[Figure content listings]
—————

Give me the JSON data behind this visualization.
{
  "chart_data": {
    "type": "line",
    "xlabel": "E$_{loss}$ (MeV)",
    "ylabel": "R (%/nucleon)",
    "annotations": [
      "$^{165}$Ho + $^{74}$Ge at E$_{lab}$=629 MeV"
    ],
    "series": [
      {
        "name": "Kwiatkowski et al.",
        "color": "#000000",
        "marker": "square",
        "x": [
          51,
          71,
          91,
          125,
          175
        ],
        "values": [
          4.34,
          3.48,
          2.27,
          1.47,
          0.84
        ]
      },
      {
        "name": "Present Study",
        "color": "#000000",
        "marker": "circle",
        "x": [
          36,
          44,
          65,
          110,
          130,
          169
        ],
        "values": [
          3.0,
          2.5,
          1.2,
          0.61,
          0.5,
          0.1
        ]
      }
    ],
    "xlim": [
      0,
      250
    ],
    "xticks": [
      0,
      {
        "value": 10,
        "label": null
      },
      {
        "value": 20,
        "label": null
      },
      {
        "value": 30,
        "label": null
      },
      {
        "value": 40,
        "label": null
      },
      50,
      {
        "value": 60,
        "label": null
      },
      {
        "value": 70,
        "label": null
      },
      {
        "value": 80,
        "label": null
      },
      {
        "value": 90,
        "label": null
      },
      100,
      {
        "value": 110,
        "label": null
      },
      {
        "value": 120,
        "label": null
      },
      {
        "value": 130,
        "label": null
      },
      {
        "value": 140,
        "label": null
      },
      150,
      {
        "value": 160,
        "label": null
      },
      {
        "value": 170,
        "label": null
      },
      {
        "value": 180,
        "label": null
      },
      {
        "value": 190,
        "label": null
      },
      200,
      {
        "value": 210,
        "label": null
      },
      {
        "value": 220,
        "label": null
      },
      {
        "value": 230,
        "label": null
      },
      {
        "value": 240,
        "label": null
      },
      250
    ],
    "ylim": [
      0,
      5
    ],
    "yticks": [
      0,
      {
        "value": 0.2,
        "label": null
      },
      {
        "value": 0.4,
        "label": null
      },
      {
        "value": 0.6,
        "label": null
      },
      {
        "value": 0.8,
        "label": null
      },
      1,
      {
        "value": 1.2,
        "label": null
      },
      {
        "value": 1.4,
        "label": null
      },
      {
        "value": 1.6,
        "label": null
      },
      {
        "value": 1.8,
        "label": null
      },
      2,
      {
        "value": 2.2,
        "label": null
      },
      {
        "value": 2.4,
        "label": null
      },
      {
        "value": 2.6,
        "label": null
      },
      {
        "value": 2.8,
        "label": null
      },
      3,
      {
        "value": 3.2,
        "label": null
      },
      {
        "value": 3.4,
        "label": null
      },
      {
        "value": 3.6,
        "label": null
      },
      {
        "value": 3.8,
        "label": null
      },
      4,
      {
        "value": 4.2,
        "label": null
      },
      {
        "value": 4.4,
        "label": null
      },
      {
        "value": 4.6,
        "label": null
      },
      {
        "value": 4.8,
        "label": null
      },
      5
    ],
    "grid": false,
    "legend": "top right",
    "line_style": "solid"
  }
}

—————

Please quote the data above in full, with no line missing.

EXERCISE OUTPUT:
Give me the JSON data behind this visualization.
{
  "chart_data": {
    "type": "line",
    "xlabel": "E$_{loss}$ (MeV)",
    "ylabel": "R (%/nucleon)",
    "annotations": [
      "$^{165}$Ho + $^{74}$Ge at E$_{lab}$=629 MeV"
    ],
    "series": [
      {
        "name": "Kwiatkowski et al.",
        "color": "#000000",
        "marker": "square",
        "x": [
          51,
          71,
          91,
          125,
          175
        ],
        "values": [
          4.34,
          3.48,
          2.27,
          1.47,
          0.84
        ]
      },
      {
        "name": "Present Study",
        "color": "#000000",
        "marker": "circle",
        "x": [
          36,
          44,
          65,
          110,
          130,
          169
        ],
        "values": [
          3.0,
          2.5,
          1.2,
          0.61,
          0.5,
          0.1
        ]
      }
    ],
    "xlim": [
      0,
      250
    ],
    "xticks": [
      0,
      {
        "value": 10,
        "label": null
      },
      {
        "value": 20,
        "label": null
      },
      {
        "value": 30,
        "label": null
      },
      {
        "value": 40,
        "label": null
      },
      50,
      {
        "value": 60,
        "label": null
      },
      {
        "value": 70,
        "label": null
      },
      {
        "value": 80,
        "label": null
      },
      {
        "value": 90,
        "label": null
      },
      100,
      {
        "value": 110,
        "label": null
      },
      {
        "value": 120,
        "label": null
      },
      {
        "value": 130,
        "label": null
      },
      {
        "value": 140,
        "label": null
      },
      150,
      {
        "value": 160,
        "label": null
      },
      {
        "value": 170,
        "label": null
      },
      {
        "value": 180,
        "label": null
      },
      {
        "value": 190,
        "label": null
      },
      200,
      {
        "value": 210,
        "label": null
      },
      {
        "value": 220,
        "label": null
      },
      {
        "value": 230,
        "label": null
      },
      {
        "value": 240,
        "label": null
      },
      250
    ],
    "ylim": [
      0,
      5
    ],
    "yticks": [
      0,
      {
        "value": 0.2,
        "label": null
      },
      {
        "value": 0.4,
        "label": null
      },
      {
        "value": 0.6,
        "label": null
      },
      {
        "value": 0.8,
        "label": null
      },
      1,
      {
        "value": 1.2,
        "label": null
      },
      {
        "value": 1.4,
        "label": null
      },
      {
        "value": 1.6,
        "label": null
      },
      {
        "value": 1.8,
        "label": null
      },
      2,
      {
        "value": 2.2,
        "label": null
      },
      {
        "value": 2.4,
        "label": null
      },
      {
        "value": 2.6,
        "label": null
      },
      {
        "value": 2.8,
        "label": null
      },
      3,
      {
        "value": 3.2,
        "label": null
      },
      {
        "value": 3.4,
        "label": null
      },
      {
        "value": 3.6,
        "label": null
      },
      {
        "value": 3.8,
        "label": null
      },
      4,
      {
        "value": 4.2,
        "label": null
      },
      {
        "value": 4.4,
        "label": null
      },
      {
        "value": 4.6,
        "label": null
      },
      {
        "value": 4.8,
        "label": null
      },
      5
    ],
    "grid": false,
    "legend": "top right",
    "line_style": "solid"
  }
}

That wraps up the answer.